Restate the records that follow word for word. Omit the images.
::::::
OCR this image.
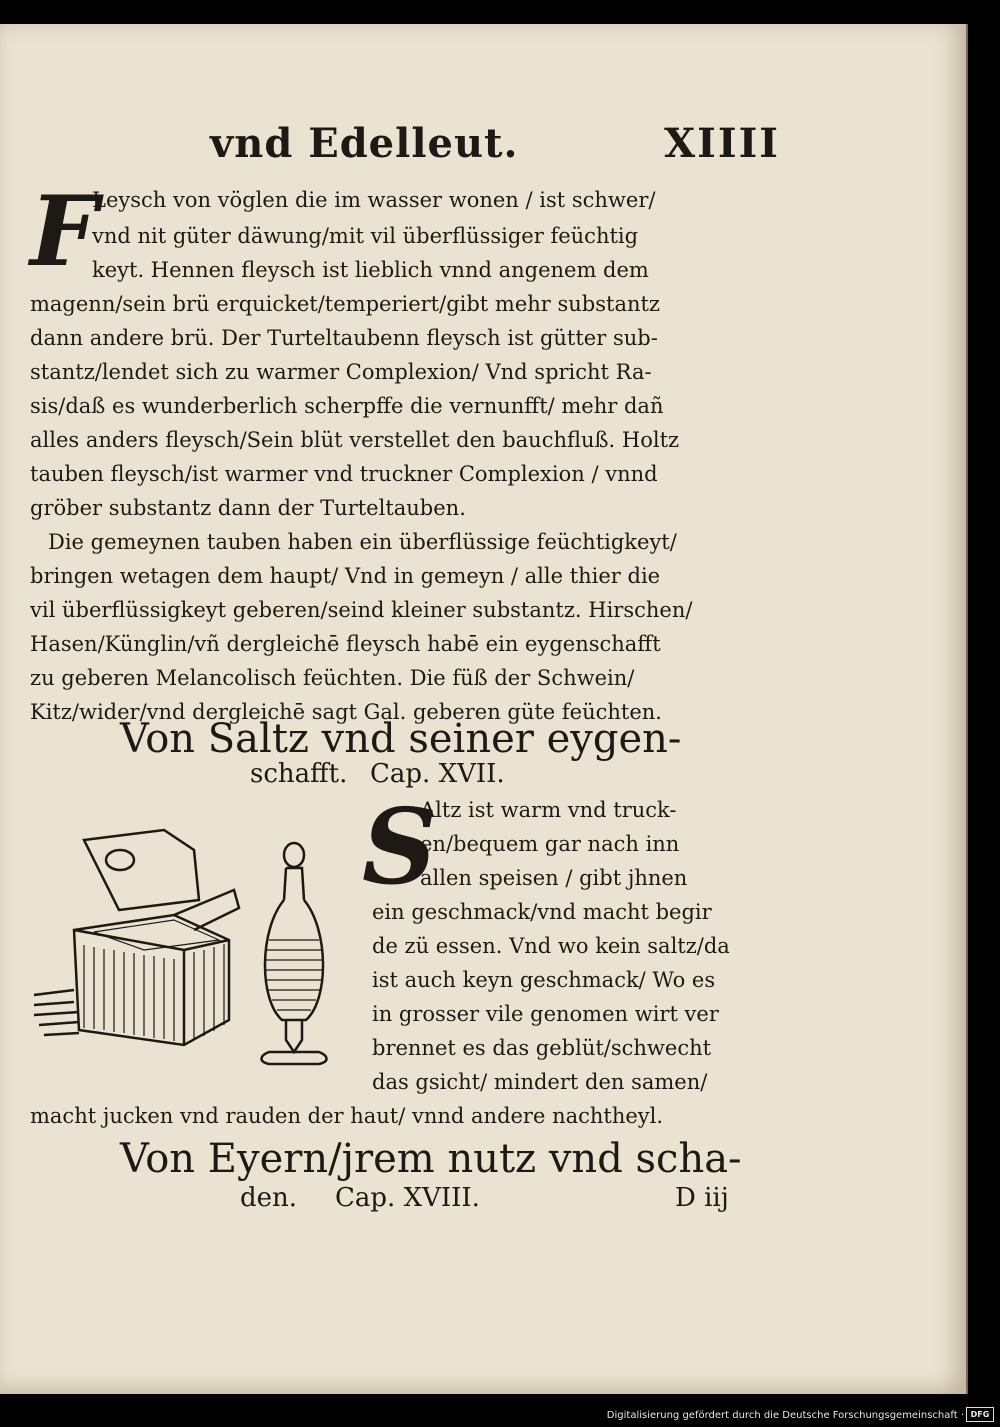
vnd Edelleut.	XIIII
F
Leysch von vöglen die im wasser wonen / ist schwer/
vnd nit güter däwung/mit vil überflüssiger feüchtig
keyt. Hennen fleysch ist lieblich vnnd angenem dem
magenn/sein brü erquicket/temperiert/gibt mehr substantz
dann andere brü. Der Turteltaubenn fleysch ist gütter sub-
stantz/lendet sich zu warmer Complexion/ Vnd spricht Ra-
sis/daß es wunderberlich scherpffe die vernunfft/ mehr dañ
alles anders fleysch/Sein blüt verstellet den bauchfluß. Holtz
tauben fleysch/ist warmer vnd truckner Complexion / vnnd
gröber substantz dann der Turteltauben.
Die gemeynen tauben haben ein überflüssige feüchtigkeyt/
bringen wetagen dem haupt/ Vnd in gemeyn / alle thier die
vil überflüssigkeyt geberen/seind kleiner substantz. Hirschen/
Hasen/Künglin/vñ dergleichē fleysch habē ein eygenschafft
zu geberen Melancolisch feüchten. Die füß der Schwein/
Kitz/wider/vnd dergleichē sagt Gal. geberen güte feüchten.
Von Saltz vnd seiner eygen-
schafft. Cap. XVII.
S
Altz ist warm vnd truck-
en/bequem gar nach inn
allen speisen / gibt jhnen
ein geschmack/vnd macht begir
de zü essen. Vnd wo kein saltz/da
ist auch keyn geschmack/ Wo es
in grosser vile genomen wirt ver
brennet es das geblüt/schwecht
das gsicht/ mindert den samen/
macht jucken vnd rauden der haut/ vnnd andere nachtheyl.
Von Eyern/jrem nutz vnd scha-
den. Cap. XVIII.	D iij
Digitalisierung gefördert durch die Deutsche Forschungsgemeinschaft · DFG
::::::
• Solution:
OCR this image.
vnd Edelleut.	XIIII
F
Leysch von vöglen die im wasser wonen / ist schwer/
vnd nit güter däwung/mit vil überflüssiger feüchtig
keyt. Hennen fleysch ist lieblich vnnd angenem dem
magenn/sein brü erquicket/temperiert/gibt mehr substantz
dann andere brü. Der Turteltaubenn fleysch ist gütter sub-
stantz/lendet sich zu warmer Complexion/ Vnd spricht Ra-
sis/daß es wunderberlich scherpffe die vernunfft/ mehr dañ
alles anders fleysch/Sein blüt verstellet den bauchfluß. Holtz
tauben fleysch/ist warmer vnd truckner Complexion / vnnd
gröber substantz dann der Turteltauben.
Die gemeynen tauben haben ein überflüssige feüchtigkeyt/
bringen wetagen dem haupt/ Vnd in gemeyn / alle thier die
vil überflüssigkeyt geberen/seind kleiner substantz. Hirschen/
Hasen/Künglin/vñ dergleichē fleysch habē ein eygenschafft
zu geberen Melancolisch feüchten. Die füß der Schwein/
Kitz/wider/vnd dergleichē sagt Gal. geberen güte feüchten.
Von Saltz vnd seiner eygen-
schafft. Cap. XVII.
S
Altz ist warm vnd truck-
en/bequem gar nach inn
allen speisen / gibt jhnen
ein geschmack/vnd macht begir
de zü essen. Vnd wo kein saltz/da
ist auch keyn geschmack/ Wo es
in grosser vile genomen wirt ver
brennet es das geblüt/schwecht
das gsicht/ mindert den samen/
macht jucken vnd rauden der haut/ vnnd andere nachtheyl.
Von Eyern/jrem nutz vnd scha-
den. Cap. XVIII.	D iij
Digitalisierung gefördert durch die Deutsche Forschungsgemeinschaft · DFG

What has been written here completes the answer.